### Given records ###

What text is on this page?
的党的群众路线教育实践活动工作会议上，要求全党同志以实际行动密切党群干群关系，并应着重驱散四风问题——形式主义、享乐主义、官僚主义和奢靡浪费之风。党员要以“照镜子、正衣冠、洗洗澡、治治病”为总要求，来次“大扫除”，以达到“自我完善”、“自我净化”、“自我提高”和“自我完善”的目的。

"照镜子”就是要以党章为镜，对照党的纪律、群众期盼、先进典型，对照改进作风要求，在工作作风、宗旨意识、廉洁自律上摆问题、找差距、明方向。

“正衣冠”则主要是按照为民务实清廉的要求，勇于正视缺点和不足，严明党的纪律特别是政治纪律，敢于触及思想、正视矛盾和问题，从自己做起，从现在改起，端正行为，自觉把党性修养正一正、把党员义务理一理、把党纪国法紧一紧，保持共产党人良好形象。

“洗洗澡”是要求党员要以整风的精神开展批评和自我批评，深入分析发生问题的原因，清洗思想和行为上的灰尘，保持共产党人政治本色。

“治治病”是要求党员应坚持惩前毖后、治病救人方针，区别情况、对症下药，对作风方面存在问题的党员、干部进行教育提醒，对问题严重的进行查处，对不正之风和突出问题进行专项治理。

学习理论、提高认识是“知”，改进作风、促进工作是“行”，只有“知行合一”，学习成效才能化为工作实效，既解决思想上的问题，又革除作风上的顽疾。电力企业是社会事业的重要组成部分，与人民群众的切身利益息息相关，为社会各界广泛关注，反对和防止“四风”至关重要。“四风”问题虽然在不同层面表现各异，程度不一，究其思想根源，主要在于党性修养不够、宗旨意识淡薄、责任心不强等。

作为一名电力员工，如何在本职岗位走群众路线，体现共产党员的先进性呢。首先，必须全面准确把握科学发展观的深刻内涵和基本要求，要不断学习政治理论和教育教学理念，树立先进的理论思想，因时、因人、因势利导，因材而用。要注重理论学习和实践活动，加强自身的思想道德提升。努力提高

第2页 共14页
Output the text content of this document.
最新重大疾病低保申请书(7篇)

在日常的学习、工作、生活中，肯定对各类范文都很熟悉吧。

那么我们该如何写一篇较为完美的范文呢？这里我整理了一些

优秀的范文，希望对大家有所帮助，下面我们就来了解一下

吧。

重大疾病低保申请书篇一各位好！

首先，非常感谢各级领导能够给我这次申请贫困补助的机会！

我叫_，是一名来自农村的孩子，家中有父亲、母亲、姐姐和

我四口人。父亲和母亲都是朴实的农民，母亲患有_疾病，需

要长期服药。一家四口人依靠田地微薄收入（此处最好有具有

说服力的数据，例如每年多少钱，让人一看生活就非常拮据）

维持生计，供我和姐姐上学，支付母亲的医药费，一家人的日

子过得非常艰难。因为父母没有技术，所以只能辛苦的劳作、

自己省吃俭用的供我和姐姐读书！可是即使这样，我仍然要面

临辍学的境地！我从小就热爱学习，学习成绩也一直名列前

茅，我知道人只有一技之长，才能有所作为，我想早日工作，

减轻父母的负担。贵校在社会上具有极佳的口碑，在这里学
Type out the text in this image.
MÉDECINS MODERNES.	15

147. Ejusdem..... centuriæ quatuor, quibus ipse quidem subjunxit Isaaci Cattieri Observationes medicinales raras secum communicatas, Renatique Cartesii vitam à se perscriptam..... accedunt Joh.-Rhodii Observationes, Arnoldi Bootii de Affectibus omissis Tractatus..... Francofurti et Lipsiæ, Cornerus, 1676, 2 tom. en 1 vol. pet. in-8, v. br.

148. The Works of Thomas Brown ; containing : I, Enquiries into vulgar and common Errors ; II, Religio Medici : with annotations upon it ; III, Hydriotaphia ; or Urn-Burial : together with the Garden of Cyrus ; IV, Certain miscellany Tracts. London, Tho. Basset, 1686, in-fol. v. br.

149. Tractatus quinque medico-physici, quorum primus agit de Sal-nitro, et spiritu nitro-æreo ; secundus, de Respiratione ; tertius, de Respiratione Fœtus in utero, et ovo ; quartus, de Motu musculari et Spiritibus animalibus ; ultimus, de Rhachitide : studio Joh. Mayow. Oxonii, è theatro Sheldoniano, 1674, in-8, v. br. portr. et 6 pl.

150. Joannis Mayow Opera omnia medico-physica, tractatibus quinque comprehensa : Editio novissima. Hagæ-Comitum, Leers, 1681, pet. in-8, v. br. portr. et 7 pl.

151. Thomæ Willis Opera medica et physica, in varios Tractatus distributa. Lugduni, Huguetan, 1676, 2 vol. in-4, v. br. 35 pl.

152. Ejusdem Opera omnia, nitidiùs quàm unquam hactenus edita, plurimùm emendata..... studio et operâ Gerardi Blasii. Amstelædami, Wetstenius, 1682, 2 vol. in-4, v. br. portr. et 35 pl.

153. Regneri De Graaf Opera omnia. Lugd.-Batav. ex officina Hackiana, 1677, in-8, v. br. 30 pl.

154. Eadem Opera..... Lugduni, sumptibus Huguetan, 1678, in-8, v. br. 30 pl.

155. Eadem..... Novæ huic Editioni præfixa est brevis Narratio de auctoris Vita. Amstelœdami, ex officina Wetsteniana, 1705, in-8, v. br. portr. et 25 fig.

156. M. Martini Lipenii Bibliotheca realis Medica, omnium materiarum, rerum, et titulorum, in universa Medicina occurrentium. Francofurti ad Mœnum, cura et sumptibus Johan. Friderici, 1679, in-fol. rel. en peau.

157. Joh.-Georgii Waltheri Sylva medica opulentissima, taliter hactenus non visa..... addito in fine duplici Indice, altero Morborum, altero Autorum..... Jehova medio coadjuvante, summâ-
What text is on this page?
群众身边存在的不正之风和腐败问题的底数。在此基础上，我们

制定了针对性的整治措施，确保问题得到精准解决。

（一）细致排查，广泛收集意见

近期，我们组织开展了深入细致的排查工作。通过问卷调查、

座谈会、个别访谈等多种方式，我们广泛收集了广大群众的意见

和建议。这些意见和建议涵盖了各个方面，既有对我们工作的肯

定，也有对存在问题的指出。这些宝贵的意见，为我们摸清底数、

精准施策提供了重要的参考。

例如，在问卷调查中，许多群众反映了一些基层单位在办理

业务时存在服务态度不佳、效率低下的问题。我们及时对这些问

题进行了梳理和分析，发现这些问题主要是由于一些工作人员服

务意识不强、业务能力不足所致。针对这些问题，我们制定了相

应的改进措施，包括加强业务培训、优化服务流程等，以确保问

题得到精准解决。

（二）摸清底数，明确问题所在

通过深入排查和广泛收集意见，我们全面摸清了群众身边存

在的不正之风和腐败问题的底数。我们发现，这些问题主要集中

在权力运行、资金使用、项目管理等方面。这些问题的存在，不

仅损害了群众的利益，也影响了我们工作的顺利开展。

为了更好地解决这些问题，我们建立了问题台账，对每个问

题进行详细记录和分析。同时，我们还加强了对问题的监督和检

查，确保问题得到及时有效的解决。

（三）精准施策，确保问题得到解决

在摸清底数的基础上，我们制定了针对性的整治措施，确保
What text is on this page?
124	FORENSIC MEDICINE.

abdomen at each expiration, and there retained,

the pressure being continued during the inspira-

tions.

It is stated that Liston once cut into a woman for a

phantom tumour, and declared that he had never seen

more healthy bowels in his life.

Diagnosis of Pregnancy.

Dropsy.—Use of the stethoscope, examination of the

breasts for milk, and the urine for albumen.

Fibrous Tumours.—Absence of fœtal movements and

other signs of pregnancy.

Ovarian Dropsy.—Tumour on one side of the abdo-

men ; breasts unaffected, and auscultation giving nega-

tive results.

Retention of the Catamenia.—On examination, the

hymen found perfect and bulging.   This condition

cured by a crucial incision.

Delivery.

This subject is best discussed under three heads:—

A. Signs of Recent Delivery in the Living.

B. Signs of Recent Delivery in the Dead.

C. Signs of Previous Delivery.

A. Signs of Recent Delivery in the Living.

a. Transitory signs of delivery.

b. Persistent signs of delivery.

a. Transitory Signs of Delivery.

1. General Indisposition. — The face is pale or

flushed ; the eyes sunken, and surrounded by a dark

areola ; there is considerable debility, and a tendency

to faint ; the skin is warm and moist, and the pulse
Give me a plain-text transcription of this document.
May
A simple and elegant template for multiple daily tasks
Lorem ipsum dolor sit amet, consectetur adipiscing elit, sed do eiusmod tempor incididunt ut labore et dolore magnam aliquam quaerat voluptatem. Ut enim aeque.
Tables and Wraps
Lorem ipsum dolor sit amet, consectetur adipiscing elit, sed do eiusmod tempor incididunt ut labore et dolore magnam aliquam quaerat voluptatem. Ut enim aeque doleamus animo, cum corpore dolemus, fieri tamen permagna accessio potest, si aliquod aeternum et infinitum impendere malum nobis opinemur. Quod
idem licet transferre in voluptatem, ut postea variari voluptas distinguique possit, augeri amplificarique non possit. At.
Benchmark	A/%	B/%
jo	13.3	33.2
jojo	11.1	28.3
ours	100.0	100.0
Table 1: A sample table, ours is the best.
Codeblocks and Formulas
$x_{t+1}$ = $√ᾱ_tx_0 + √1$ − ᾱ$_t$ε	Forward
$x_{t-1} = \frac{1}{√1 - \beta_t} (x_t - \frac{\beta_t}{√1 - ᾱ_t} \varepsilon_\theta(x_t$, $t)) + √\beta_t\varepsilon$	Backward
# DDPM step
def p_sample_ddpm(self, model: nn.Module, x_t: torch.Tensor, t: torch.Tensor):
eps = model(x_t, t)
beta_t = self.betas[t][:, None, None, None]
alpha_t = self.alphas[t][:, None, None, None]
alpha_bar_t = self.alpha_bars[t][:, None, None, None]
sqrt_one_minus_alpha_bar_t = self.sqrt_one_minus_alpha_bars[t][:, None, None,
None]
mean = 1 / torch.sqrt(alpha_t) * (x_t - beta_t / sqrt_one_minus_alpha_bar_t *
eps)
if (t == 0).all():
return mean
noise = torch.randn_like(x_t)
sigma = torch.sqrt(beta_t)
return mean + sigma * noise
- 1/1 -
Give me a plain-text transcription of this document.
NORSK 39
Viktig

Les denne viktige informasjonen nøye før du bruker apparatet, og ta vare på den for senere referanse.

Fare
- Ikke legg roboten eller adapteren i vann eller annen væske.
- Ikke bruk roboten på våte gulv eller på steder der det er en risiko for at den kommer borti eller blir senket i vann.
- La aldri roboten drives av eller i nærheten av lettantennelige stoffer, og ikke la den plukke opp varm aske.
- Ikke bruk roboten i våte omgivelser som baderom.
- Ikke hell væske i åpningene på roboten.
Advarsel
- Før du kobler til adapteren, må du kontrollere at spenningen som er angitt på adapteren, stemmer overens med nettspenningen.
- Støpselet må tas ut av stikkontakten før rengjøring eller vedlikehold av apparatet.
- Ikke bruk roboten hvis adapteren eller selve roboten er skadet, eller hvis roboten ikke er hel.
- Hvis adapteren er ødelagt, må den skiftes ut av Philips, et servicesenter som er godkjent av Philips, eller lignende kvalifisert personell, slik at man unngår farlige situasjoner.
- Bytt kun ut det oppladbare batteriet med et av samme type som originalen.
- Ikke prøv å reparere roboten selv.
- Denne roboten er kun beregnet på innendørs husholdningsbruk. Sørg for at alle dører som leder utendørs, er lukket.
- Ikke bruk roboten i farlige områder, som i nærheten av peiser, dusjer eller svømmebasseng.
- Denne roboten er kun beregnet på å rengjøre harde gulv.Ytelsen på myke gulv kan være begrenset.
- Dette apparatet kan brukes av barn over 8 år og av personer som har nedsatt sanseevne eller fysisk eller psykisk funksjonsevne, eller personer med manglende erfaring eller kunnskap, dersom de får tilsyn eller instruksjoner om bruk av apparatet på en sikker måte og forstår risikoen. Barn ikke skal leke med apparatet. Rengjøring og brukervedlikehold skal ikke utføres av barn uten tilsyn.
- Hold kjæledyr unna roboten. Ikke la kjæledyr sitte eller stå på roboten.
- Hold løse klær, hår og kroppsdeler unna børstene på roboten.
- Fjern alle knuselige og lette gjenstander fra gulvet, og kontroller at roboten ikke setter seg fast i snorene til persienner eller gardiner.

###

(Requirement):
List each line holding the string "Huguetan".

(Exercise answer):
151. Thomæ Willis Opera medica et physica, in varios Tractatus distributa. Lugduni, Huguetan, 1676, 2 vol. in-4, v. br. 35 pl.
154. Eadem Opera..... Lugduni, sumptibus Huguetan, 1678, in-8, v. br. 30 pl.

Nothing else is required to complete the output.